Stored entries
◇ ◇ ◇ ◇
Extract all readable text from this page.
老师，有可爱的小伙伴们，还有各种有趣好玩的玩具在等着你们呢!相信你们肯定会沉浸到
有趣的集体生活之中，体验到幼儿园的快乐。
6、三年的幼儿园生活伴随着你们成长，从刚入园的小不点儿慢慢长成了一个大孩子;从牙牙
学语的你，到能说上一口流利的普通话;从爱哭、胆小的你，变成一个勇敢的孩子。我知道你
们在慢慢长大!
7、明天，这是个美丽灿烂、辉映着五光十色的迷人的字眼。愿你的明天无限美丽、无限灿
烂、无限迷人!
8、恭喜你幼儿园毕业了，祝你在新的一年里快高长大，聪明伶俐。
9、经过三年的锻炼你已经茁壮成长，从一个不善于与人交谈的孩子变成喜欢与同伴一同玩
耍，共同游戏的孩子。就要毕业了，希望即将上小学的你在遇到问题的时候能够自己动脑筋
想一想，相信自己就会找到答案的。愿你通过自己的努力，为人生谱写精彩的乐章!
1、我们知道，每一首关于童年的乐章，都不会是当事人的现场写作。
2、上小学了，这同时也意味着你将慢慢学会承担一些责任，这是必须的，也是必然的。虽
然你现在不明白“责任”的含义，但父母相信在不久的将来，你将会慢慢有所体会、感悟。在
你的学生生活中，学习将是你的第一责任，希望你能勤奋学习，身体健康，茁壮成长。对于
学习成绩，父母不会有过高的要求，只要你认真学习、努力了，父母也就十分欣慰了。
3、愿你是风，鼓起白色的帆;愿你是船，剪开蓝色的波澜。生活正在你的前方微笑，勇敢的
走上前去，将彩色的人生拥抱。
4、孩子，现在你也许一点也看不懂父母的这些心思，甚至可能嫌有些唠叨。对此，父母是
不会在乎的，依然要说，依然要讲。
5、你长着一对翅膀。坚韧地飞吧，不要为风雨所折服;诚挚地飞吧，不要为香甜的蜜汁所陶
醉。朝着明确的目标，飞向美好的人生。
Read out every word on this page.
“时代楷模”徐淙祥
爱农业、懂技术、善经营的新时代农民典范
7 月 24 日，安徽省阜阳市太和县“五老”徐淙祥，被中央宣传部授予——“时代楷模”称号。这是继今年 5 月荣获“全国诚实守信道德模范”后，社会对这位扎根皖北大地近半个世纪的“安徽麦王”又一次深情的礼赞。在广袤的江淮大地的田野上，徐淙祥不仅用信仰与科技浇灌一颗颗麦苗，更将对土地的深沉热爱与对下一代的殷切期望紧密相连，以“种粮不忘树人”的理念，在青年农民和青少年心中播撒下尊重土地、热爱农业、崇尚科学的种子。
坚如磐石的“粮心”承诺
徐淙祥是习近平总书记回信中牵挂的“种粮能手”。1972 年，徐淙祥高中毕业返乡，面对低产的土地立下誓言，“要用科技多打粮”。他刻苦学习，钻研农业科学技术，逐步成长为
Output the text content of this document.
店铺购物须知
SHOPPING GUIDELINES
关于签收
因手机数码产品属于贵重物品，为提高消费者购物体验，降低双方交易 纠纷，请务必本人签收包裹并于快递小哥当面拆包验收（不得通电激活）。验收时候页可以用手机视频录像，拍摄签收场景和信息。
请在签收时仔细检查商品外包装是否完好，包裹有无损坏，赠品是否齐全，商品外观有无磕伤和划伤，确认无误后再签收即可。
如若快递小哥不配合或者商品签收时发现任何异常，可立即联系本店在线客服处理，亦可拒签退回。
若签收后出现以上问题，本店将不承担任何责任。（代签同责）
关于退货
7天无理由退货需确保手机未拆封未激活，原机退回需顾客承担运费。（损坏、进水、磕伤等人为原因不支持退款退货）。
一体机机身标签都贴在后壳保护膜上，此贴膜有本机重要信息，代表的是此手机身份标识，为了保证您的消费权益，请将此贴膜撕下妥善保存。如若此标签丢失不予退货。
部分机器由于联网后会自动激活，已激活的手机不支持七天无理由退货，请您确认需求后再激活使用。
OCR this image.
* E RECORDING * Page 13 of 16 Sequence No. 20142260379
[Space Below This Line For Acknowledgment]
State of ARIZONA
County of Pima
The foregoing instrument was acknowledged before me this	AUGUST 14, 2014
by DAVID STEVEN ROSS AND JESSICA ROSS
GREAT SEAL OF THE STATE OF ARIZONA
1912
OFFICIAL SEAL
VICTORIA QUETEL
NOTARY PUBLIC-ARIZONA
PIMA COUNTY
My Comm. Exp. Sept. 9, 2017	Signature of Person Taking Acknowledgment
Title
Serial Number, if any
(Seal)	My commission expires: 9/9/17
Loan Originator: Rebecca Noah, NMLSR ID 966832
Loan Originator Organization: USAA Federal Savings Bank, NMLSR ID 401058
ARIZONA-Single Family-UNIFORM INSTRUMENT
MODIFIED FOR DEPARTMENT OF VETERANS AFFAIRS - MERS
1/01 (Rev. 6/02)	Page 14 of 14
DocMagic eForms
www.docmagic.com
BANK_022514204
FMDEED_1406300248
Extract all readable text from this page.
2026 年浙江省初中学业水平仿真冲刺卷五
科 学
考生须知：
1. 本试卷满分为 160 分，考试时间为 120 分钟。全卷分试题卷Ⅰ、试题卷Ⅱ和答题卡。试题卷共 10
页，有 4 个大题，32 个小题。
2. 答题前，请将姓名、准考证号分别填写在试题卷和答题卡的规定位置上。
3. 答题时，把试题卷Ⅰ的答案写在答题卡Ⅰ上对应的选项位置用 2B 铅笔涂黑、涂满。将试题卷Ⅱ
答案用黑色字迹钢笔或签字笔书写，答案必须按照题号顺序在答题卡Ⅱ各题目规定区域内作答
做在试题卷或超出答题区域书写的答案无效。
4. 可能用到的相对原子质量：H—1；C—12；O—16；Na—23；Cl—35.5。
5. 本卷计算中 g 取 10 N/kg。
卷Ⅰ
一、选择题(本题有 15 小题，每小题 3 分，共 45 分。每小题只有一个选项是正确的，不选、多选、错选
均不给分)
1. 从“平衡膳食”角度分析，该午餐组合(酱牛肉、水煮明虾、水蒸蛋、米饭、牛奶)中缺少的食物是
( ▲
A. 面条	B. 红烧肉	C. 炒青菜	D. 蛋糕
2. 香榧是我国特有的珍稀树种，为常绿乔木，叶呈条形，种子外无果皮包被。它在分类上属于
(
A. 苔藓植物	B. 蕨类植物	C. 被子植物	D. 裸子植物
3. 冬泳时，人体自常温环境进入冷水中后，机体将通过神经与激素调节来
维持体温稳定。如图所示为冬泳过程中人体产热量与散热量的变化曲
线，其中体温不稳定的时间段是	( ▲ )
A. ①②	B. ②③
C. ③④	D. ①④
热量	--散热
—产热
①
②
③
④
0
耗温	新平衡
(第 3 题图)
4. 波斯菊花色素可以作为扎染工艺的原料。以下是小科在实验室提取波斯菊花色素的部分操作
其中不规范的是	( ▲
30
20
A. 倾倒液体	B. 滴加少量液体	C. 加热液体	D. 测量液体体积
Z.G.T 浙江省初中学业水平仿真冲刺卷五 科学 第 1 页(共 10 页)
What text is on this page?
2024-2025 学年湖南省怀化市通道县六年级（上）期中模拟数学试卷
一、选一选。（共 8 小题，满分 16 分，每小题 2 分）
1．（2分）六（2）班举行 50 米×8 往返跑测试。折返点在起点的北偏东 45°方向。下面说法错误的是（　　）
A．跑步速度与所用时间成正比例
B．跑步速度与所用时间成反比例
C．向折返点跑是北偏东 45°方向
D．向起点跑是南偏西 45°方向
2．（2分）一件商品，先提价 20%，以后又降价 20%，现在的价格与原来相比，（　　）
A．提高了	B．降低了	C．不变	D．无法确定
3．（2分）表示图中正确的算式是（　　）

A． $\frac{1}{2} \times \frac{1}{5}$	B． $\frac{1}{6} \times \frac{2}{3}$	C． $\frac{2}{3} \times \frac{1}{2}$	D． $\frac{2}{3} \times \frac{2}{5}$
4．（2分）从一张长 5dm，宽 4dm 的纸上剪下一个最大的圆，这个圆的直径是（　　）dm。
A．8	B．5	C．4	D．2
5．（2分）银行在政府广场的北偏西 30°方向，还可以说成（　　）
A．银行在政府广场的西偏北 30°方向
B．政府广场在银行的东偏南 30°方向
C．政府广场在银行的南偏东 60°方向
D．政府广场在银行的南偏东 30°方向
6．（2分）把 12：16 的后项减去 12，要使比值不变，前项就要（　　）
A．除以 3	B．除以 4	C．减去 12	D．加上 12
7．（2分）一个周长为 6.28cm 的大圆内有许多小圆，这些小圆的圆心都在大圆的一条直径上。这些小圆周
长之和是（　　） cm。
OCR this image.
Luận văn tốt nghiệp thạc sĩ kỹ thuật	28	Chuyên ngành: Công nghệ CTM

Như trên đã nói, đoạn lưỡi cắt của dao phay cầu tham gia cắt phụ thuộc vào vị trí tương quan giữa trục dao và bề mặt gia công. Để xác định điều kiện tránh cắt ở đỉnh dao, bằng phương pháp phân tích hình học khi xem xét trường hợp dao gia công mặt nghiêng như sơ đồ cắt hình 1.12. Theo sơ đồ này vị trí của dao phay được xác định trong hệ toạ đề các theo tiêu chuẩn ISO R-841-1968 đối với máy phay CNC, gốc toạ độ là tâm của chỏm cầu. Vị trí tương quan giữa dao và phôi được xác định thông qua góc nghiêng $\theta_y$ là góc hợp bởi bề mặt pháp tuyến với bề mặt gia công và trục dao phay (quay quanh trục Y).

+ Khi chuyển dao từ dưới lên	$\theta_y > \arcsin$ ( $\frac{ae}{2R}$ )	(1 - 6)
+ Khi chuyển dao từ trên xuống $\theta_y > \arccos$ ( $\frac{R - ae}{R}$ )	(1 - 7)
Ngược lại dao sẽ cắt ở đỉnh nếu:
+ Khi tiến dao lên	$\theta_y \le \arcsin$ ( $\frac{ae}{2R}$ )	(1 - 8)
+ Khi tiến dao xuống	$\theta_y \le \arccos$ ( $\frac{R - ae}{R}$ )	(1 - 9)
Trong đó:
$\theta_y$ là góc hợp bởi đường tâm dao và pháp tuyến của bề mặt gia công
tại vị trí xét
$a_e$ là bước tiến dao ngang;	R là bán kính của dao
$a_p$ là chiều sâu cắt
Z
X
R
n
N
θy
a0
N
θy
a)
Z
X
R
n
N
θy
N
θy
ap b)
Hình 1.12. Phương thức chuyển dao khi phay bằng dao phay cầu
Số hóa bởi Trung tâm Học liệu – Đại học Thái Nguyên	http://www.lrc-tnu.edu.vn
◇ ◇ ◇ ◇
» **INSTRUCTION**
From the entries above, copy every line where the word "frac" shows up.

» **RESPONSE**
A． $\frac{1}{2} \times \frac{1}{5}$	B． $\frac{1}{6} \times \frac{2}{3}$	C． $\frac{2}{3} \times \frac{1}{2}$	D． $\frac{2}{3} \times \frac{2}{5}$
+ Khi chuyển dao từ dưới lên	$\theta_y > \arcsin$ ( $\frac{ae}{2R}$ )	(1 - 6)
+ Khi chuyển dao từ trên xuống $\theta_y > \arccos$ ( $\frac{R - ae}{R}$ )	(1 - 7)
+ Khi tiến dao lên	$\theta_y \le \arcsin$ ( $\frac{ae}{2R}$ )	(1 - 8)
+ Khi tiến dao xuống	$\theta_y \le \arccos$ ( $\frac{R - ae}{R}$ )	(1 - 9)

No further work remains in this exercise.